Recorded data

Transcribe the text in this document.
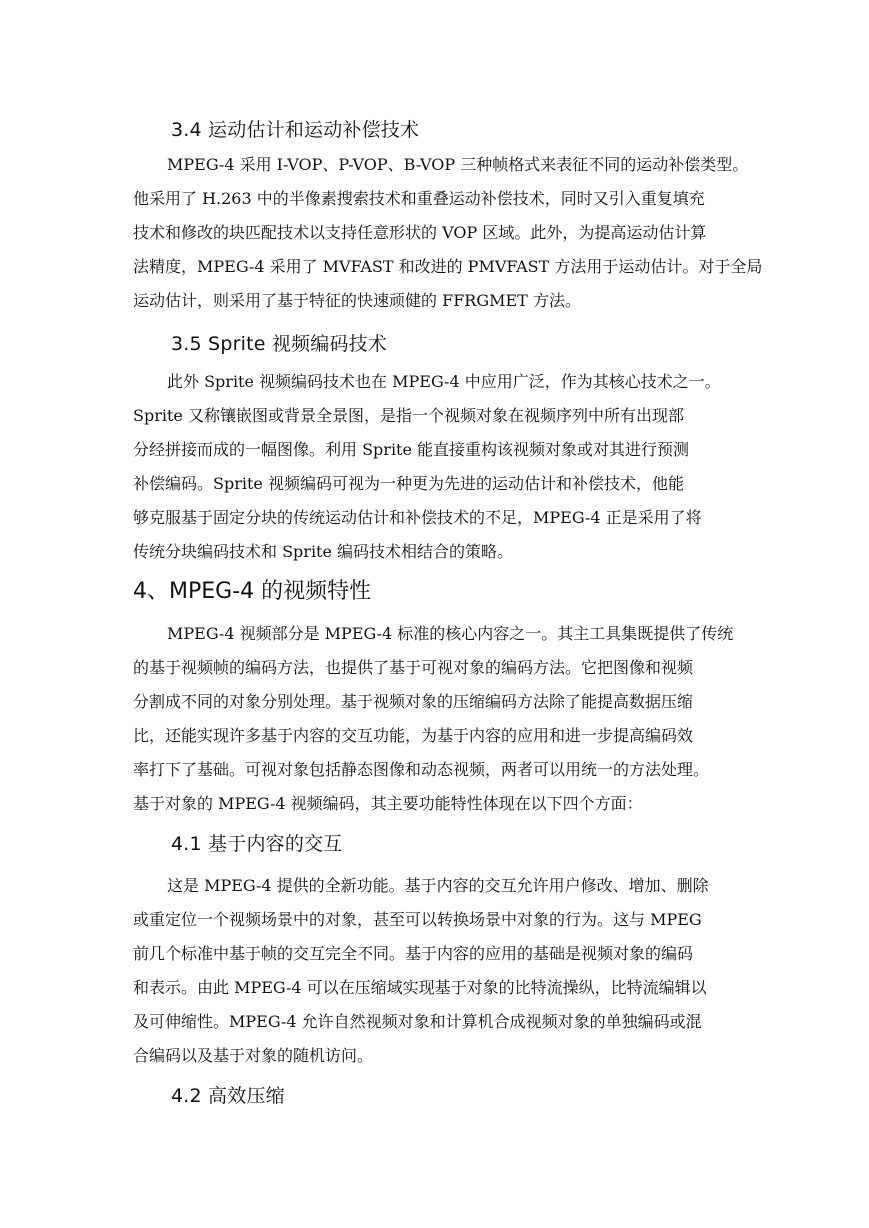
3.4 运动估计和运动补偿技术
MPEG-4 采用 I-VOP、P-VOP、B-VOP 三种帧格式来表征不同的运动补偿类型。
他采用了 H.263 中的半像素搜索技术和重叠运动补偿技术，同时又引入重复填充
技术和修改的块匹配技术以支持任意形状的 VOP 区域。此外，为提高运动估计算
法精度，MPEG-4 采用了 MVFAST 和改进的 PMVFAST 方法用于运动估计。对于全局
运动估计，则采用了基于特征的快速顽健的 FFRGMET 方法。
3.5 Sprite 视频编码技术
此外 Sprite 视频编码技术也在 MPEG-4 中应用广泛，作为其核心技术之一。
Sprite 又称镶嵌图或背景全景图，是指一个视频对象在视频序列中所有出现部
分经拼接而成的一幅图像。利用 Sprite 能直接重构该视频对象或对其进行预测
补偿编码。Sprite 视频编码可视为一种更为先进的运动估计和补偿技术，他能
够克服基于固定分块的传统运动估计和补偿技术的不足，MPEG-4 正是采用了将
传统分块编码技术和 Sprite 编码技术相结合的策略。
4、MPEG-4 的视频特性
MPEG-4 视频部分是 MPEG-4 标准的核心内容之一。其主工具集既提供了传统
的基于视频帧的编码方法，也提供了基于可视对象的编码方法。它把图像和视频
分割成不同的对象分别处理。基于视频对象的压缩编码方法除了能提高数据压缩
比，还能实现许多基于内容的交互功能，为基于内容的应用和进一步提高编码效
率打下了基础。可视对象包括静态图像和动态视频，两者可以用统一的方法处理。
基于对象的 MPEG-4 视频编码，其主要功能特性体现在以下四个方面：
4.1 基于内容的交互
这是 MPEG-4 提供的全新功能。基于内容的交互允许用户修改、增加、删除
或重定位一个视频场景中的对象，甚至可以转换场景中对象的行为。这与 MPEG
前几个标准中基于帧的交互完全不同。基于内容的应用的基础是视频对象的编码
和表示。由此 MPEG-4 可以在压缩域实现基于对象的比特流操纵，比特流编辑以
及可伸缩性。MPEG-4 允许自然视频对象和计算机合成视频对象的单独编码或混
合编码以及基于对象的随机访问。
4.2 高效压缩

> WRITTEN REQUEST: Return to the listing above and set it down exactly, leaving out its pictures.

> ANSWER FOR THE TASK:
Transcribe the text in this document.
3.4 运动估计和运动补偿技术
MPEG-4 采用 I-VOP、P-VOP、B-VOP 三种帧格式来表征不同的运动补偿类型。
他采用了 H.263 中的半像素搜索技术和重叠运动补偿技术，同时又引入重复填充
技术和修改的块匹配技术以支持任意形状的 VOP 区域。此外，为提高运动估计算
法精度，MPEG-4 采用了 MVFAST 和改进的 PMVFAST 方法用于运动估计。对于全局
运动估计，则采用了基于特征的快速顽健的 FFRGMET 方法。
3.5 Sprite 视频编码技术
此外 Sprite 视频编码技术也在 MPEG-4 中应用广泛，作为其核心技术之一。
Sprite 又称镶嵌图或背景全景图，是指一个视频对象在视频序列中所有出现部
分经拼接而成的一幅图像。利用 Sprite 能直接重构该视频对象或对其进行预测
补偿编码。Sprite 视频编码可视为一种更为先进的运动估计和补偿技术，他能
够克服基于固定分块的传统运动估计和补偿技术的不足，MPEG-4 正是采用了将
传统分块编码技术和 Sprite 编码技术相结合的策略。
4、MPEG-4 的视频特性
MPEG-4 视频部分是 MPEG-4 标准的核心内容之一。其主工具集既提供了传统
的基于视频帧的编码方法，也提供了基于可视对象的编码方法。它把图像和视频
分割成不同的对象分别处理。基于视频对象的压缩编码方法除了能提高数据压缩
比，还能实现许多基于内容的交互功能，为基于内容的应用和进一步提高编码效
率打下了基础。可视对象包括静态图像和动态视频，两者可以用统一的方法处理。
基于对象的 MPEG-4 视频编码，其主要功能特性体现在以下四个方面：
4.1 基于内容的交互
这是 MPEG-4 提供的全新功能。基于内容的交互允许用户修改、增加、删除
或重定位一个视频场景中的对象，甚至可以转换场景中对象的行为。这与 MPEG
前几个标准中基于帧的交互完全不同。基于内容的应用的基础是视频对象的编码
和表示。由此 MPEG-4 可以在压缩域实现基于对象的比特流操纵，比特流编辑以
及可伸缩性。MPEG-4 允许自然视频对象和计算机合成视频对象的单独编码或混
合编码以及基于对象的随机访问。
4.2 高效压缩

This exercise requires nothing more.